STORED DATA:
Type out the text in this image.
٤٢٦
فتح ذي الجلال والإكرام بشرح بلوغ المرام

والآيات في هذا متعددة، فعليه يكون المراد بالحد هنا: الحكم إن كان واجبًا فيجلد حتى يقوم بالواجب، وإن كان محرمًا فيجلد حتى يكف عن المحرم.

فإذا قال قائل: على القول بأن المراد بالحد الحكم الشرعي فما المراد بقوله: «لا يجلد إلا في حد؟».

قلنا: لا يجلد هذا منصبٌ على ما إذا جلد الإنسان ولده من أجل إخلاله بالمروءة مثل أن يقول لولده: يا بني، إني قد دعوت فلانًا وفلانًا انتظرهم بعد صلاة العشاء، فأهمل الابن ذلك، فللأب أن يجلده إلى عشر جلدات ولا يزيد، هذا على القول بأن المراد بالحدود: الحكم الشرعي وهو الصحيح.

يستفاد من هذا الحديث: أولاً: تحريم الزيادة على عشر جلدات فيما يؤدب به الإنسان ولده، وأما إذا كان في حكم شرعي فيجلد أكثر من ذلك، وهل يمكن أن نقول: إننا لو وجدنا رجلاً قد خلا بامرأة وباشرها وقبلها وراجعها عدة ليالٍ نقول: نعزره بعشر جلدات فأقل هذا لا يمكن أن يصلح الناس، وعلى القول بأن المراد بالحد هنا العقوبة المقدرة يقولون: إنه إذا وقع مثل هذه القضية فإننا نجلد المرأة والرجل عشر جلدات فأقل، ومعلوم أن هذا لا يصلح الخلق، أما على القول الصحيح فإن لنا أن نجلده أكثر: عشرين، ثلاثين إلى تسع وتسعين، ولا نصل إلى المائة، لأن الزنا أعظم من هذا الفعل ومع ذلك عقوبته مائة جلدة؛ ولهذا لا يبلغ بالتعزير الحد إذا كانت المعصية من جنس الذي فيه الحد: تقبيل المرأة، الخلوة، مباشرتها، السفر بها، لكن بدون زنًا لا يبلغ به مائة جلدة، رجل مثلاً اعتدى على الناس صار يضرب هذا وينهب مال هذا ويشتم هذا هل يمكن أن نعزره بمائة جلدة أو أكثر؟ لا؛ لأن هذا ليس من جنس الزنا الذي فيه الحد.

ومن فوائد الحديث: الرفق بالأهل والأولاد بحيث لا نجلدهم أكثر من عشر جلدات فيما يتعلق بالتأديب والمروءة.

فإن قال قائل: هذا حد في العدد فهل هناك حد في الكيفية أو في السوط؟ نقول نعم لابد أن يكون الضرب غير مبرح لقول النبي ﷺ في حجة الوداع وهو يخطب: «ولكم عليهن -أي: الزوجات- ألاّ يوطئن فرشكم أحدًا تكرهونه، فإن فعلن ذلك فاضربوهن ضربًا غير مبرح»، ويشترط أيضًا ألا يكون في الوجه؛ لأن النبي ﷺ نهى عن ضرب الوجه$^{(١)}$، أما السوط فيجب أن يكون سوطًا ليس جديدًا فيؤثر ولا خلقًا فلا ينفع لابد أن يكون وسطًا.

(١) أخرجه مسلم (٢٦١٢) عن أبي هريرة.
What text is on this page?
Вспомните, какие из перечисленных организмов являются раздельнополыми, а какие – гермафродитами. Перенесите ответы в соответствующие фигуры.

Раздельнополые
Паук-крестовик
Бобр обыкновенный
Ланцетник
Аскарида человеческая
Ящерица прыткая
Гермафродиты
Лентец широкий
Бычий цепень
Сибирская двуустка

AIM OF THE EXERCISE: Quote exactly what appears from the line containing "What text is on this page?" through the final line of the listing above, including both of those lines.

RESPONSE:
What text is on this page?
Вспомните, какие из перечисленных организмов являются раздельнополыми, а какие – гермафродитами. Перенесите ответы в соответствующие фигуры.

Раздельнополые
Паук-крестовик
Бобр обыкновенный
Ланцетник
Аскарида человеческая
Ящерица прыткая
Гермафродиты
Лентец широкий
Бычий цепень
Сибирская двуустка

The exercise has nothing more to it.